--- Objective ---
Copy every line that contains the string "font" from the entries below.
##########
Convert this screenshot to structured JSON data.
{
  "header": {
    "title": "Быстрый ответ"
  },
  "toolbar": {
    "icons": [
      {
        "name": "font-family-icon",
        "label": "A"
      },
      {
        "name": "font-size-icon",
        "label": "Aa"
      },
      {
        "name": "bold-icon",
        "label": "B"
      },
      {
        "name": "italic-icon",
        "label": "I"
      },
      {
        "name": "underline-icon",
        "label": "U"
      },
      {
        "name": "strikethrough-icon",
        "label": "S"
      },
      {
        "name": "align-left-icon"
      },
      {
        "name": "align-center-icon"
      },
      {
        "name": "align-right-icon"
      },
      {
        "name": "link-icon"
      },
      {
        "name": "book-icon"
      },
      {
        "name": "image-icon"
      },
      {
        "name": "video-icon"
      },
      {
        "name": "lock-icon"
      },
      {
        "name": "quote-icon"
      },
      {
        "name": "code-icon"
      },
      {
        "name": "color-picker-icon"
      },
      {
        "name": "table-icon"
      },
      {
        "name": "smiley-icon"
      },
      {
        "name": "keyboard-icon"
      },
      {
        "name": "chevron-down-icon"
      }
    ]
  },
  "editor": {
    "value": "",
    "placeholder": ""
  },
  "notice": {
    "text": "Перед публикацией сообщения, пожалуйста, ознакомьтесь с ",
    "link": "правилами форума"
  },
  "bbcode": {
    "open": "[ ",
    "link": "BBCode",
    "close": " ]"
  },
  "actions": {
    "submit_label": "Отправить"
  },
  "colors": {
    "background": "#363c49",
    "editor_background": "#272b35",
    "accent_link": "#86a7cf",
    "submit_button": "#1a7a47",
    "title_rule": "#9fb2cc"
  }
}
##########
--- Exercise response ---
        "name": "font-family-icon",
        "name": "font-size-icon",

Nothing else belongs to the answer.